• [DATA ENTRIES]
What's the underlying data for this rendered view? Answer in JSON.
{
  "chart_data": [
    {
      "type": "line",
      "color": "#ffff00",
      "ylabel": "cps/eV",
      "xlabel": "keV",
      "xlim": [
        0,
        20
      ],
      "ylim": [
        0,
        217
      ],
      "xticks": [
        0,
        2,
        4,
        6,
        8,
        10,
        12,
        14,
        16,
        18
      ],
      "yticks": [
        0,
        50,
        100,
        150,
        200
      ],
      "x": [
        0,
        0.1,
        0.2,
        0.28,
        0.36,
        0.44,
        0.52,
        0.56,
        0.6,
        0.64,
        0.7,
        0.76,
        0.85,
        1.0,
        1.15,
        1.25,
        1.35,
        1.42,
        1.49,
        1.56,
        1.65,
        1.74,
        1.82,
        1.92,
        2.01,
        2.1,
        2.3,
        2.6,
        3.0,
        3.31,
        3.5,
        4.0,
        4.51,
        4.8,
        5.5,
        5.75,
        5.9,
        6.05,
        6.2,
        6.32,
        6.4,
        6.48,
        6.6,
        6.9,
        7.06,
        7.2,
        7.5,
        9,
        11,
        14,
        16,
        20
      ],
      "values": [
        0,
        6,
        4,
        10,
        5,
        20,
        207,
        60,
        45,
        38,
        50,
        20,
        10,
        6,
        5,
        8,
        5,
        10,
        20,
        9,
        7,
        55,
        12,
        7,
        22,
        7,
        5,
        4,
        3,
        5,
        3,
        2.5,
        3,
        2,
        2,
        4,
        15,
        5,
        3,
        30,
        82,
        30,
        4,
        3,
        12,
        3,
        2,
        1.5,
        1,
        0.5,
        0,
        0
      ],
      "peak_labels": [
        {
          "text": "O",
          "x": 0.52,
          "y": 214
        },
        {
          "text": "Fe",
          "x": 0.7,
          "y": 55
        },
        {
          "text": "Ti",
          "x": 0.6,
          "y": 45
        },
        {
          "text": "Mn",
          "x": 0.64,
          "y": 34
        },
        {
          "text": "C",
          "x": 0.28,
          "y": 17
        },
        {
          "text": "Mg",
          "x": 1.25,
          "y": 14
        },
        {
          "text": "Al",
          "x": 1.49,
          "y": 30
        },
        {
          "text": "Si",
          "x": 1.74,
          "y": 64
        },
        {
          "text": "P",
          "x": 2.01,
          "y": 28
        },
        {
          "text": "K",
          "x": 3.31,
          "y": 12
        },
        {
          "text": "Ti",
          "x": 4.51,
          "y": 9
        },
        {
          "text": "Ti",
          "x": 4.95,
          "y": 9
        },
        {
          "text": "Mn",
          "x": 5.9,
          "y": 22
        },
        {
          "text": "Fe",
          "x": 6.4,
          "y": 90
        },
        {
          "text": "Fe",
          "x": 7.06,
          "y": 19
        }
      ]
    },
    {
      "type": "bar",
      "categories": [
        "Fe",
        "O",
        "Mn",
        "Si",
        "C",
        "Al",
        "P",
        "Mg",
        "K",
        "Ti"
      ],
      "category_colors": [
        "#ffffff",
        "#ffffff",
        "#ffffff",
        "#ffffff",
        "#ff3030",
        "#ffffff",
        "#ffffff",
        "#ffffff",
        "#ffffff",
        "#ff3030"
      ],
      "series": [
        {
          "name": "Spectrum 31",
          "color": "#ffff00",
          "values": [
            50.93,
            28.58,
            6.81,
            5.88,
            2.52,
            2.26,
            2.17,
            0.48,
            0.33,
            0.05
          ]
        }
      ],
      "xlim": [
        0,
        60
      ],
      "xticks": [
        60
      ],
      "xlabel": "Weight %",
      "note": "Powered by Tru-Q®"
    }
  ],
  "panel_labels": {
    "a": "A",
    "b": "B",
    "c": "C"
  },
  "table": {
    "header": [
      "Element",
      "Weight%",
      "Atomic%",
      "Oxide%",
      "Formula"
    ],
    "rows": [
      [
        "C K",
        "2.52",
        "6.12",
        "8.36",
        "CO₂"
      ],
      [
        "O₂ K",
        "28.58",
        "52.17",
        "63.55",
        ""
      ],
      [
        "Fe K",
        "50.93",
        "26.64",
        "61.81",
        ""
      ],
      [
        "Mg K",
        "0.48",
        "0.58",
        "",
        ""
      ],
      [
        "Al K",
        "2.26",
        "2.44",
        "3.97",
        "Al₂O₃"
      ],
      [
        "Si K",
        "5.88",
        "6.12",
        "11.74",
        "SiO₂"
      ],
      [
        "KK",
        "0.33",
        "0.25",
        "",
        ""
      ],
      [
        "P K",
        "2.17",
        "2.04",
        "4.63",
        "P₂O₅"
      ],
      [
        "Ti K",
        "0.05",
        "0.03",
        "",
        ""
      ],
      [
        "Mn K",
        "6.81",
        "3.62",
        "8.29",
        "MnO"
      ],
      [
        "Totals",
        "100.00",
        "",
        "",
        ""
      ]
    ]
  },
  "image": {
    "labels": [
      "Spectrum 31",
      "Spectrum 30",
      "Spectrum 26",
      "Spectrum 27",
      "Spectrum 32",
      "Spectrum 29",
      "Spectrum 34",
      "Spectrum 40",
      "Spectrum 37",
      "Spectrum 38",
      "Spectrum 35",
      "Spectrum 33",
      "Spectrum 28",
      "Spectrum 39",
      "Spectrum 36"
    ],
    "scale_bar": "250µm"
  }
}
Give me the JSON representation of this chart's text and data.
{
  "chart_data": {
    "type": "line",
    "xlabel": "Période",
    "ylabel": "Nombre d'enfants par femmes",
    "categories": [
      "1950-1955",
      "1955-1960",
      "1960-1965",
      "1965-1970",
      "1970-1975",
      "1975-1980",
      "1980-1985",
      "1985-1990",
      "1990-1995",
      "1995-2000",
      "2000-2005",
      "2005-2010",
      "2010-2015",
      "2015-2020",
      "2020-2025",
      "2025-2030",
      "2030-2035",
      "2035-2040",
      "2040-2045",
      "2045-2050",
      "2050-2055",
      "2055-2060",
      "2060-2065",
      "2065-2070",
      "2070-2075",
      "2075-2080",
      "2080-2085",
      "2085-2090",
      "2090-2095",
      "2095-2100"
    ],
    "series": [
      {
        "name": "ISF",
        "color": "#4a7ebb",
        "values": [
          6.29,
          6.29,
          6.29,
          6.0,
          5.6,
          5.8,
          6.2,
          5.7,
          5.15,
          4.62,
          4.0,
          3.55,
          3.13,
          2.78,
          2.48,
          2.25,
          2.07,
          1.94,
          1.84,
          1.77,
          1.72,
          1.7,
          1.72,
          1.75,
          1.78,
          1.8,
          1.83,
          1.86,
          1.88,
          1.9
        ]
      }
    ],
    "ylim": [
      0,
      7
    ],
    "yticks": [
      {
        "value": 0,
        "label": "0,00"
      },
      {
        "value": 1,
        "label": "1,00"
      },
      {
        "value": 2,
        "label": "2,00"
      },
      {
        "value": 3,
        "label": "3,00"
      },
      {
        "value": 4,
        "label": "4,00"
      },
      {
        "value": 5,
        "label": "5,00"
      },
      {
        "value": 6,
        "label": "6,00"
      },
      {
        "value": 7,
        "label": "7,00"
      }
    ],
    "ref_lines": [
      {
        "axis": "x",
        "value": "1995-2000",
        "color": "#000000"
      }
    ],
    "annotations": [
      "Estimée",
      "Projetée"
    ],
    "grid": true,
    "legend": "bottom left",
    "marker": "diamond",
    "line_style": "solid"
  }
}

• [GIVEN REQUEST]
Return all the data exactly as given.

• [SOLUTION FOR THIS EXERCISE]
What's the underlying data for this rendered view? Answer in JSON.
{
  "chart_data": [
    {
      "type": "line",
      "color": "#ffff00",
      "ylabel": "cps/eV",
      "xlabel": "keV",
      "xlim": [
        0,
        20
      ],
      "ylim": [
        0,
        217
      ],
      "xticks": [
        0,
        2,
        4,
        6,
        8,
        10,
        12,
        14,
        16,
        18
      ],
      "yticks": [
        0,
        50,
        100,
        150,
        200
      ],
      "x": [
        0,
        0.1,
        0.2,
        0.28,
        0.36,
        0.44,
        0.52,
        0.56,
        0.6,
        0.64,
        0.7,
        0.76,
        0.85,
        1.0,
        1.15,
        1.25,
        1.35,
        1.42,
        1.49,
        1.56,
        1.65,
        1.74,
        1.82,
        1.92,
        2.01,
        2.1,
        2.3,
        2.6,
        3.0,
        3.31,
        3.5,
        4.0,
        4.51,
        4.8,
        5.5,
        5.75,
        5.9,
        6.05,
        6.2,
        6.32,
        6.4,
        6.48,
        6.6,
        6.9,
        7.06,
        7.2,
        7.5,
        9,
        11,
        14,
        16,
        20
      ],
      "values": [
        0,
        6,
        4,
        10,
        5,
        20,
        207,
        60,
        45,
        38,
        50,
        20,
        10,
        6,
        5,
        8,
        5,
        10,
        20,
        9,
        7,
        55,
        12,
        7,
        22,
        7,
        5,
        4,
        3,
        5,
        3,
        2.5,
        3,
        2,
        2,
        4,
        15,
        5,
        3,
        30,
        82,
        30,
        4,
        3,
        12,
        3,
        2,
        1.5,
        1,
        0.5,
        0,
        0
      ],
      "peak_labels": [
        {
          "text": "O",
          "x": 0.52,
          "y": 214
        },
        {
          "text": "Fe",
          "x": 0.7,
          "y": 55
        },
        {
          "text": "Ti",
          "x": 0.6,
          "y": 45
        },
        {
          "text": "Mn",
          "x": 0.64,
          "y": 34
        },
        {
          "text": "C",
          "x": 0.28,
          "y": 17
        },
        {
          "text": "Mg",
          "x": 1.25,
          "y": 14
        },
        {
          "text": "Al",
          "x": 1.49,
          "y": 30
        },
        {
          "text": "Si",
          "x": 1.74,
          "y": 64
        },
        {
          "text": "P",
          "x": 2.01,
          "y": 28
        },
        {
          "text": "K",
          "x": 3.31,
          "y": 12
        },
        {
          "text": "Ti",
          "x": 4.51,
          "y": 9
        },
        {
          "text": "Ti",
          "x": 4.95,
          "y": 9
        },
        {
          "text": "Mn",
          "x": 5.9,
          "y": 22
        },
        {
          "text": "Fe",
          "x": 6.4,
          "y": 90
        },
        {
          "text": "Fe",
          "x": 7.06,
          "y": 19
        }
      ]
    },
    {
      "type": "bar",
      "categories": [
        "Fe",
        "O",
        "Mn",
        "Si",
        "C",
        "Al",
        "P",
        "Mg",
        "K",
        "Ti"
      ],
      "category_colors": [
        "#ffffff",
        "#ffffff",
        "#ffffff",
        "#ffffff",
        "#ff3030",
        "#ffffff",
        "#ffffff",
        "#ffffff",
        "#ffffff",
        "#ff3030"
      ],
      "series": [
        {
          "name": "Spectrum 31",
          "color": "#ffff00",
          "values": [
            50.93,
            28.58,
            6.81,
            5.88,
            2.52,
            2.26,
            2.17,
            0.48,
            0.33,
            0.05
          ]
        }
      ],
      "xlim": [
        0,
        60
      ],
      "xticks": [
        60
      ],
      "xlabel": "Weight %",
      "note": "Powered by Tru-Q®"
    }
  ],
  "panel_labels": {
    "a": "A",
    "b": "B",
    "c": "C"
  },
  "table": {
    "header": [
      "Element",
      "Weight%",
      "Atomic%",
      "Oxide%",
      "Formula"
    ],
    "rows": [
      [
        "C K",
        "2.52",
        "6.12",
        "8.36",
        "CO₂"
      ],
      [
        "O₂ K",
        "28.58",
        "52.17",
        "63.55",
        ""
      ],
      [
        "Fe K",
        "50.93",
        "26.64",
        "61.81",
        ""
      ],
      [
        "Mg K",
        "0.48",
        "0.58",
        "",
        ""
      ],
      [
        "Al K",
        "2.26",
        "2.44",
        "3.97",
        "Al₂O₃"
      ],
      [
        "Si K",
        "5.88",
        "6.12",
        "11.74",
        "SiO₂"
      ],
      [
        "KK",
        "0.33",
        "0.25",
        "",
        ""
      ],
      [
        "P K",
        "2.17",
        "2.04",
        "4.63",
        "P₂O₅"
      ],
      [
        "Ti K",
        "0.05",
        "0.03",
        "",
        ""
      ],
      [
        "Mn K",
        "6.81",
        "3.62",
        "8.29",
        "MnO"
      ],
      [
        "Totals",
        "100.00",
        "",
        "",
        ""
      ]
    ]
  },
  "image": {
    "labels": [
      "Spectrum 31",
      "Spectrum 30",
      "Spectrum 26",
      "Spectrum 27",
      "Spectrum 32",
      "Spectrum 29",
      "Spectrum 34",
      "Spectrum 40",
      "Spectrum 37",
      "Spectrum 38",
      "Spectrum 35",
      "Spectrum 33",
      "Spectrum 28",
      "Spectrum 39",
      "Spectrum 36"
    ],
    "scale_bar": "250µm"
  }
}
Give me the JSON representation of this chart's text and data.
{
  "chart_data": {
    "type": "line",
    "xlabel": "Période",
    "ylabel": "Nombre d'enfants par femmes",
    "categories": [
      "1950-1955",
      "1955-1960",
      "1960-1965",
      "1965-1970",
      "1970-1975",
      "1975-1980",
      "1980-1985",
      "1985-1990",
      "1990-1995",
      "1995-2000",
      "2000-2005",
      "2005-2010",
      "2010-2015",
      "2015-2020",
      "2020-2025",
      "2025-2030",
      "2030-2035",
      "2035-2040",
      "2040-2045",
      "2045-2050",
      "2050-2055",
      "2055-2060",
      "2060-2065",
      "2065-2070",
      "2070-2075",
      "2075-2080",
      "2080-2085",
      "2085-2090",
      "2090-2095",
      "2095-2100"
    ],
    "series": [
      {
        "name": "ISF",
        "color": "#4a7ebb",
        "values": [
          6.29,
          6.29,
          6.29,
          6.0,
          5.6,
          5.8,
          6.2,
          5.7,
          5.15,
          4.62,
          4.0,
          3.55,
          3.13,
          2.78,
          2.48,
          2.25,
          2.07,
          1.94,
          1.84,
          1.77,
          1.72,
          1.7,
          1.72,
          1.75,
          1.78,
          1.8,
          1.83,
          1.86,
          1.88,
          1.9
        ]
      }
    ],
    "ylim": [
      0,
      7
    ],
    "yticks": [
      {
        "value": 0,
        "label": "0,00"
      },
      {
        "value": 1,
        "label": "1,00"
      },
      {
        "value": 2,
        "label": "2,00"
      },
      {
        "value": 3,
        "label": "3,00"
      },
      {
        "value": 4,
        "label": "4,00"
      },
      {
        "value": 5,
        "label": "5,00"
      },
      {
        "value": 6,
        "label": "6,00"
      },
      {
        "value": 7,
        "label": "7,00"
      }
    ],
    "ref_lines": [
      {
        "axis": "x",
        "value": "1995-2000",
        "color": "#000000"
      }
    ],
    "annotations": [
      "Estimée",
      "Projetée"
    ],
    "grid": true,
    "legend": "bottom left",
    "marker": "diamond",
    "line_style": "solid"
  }
}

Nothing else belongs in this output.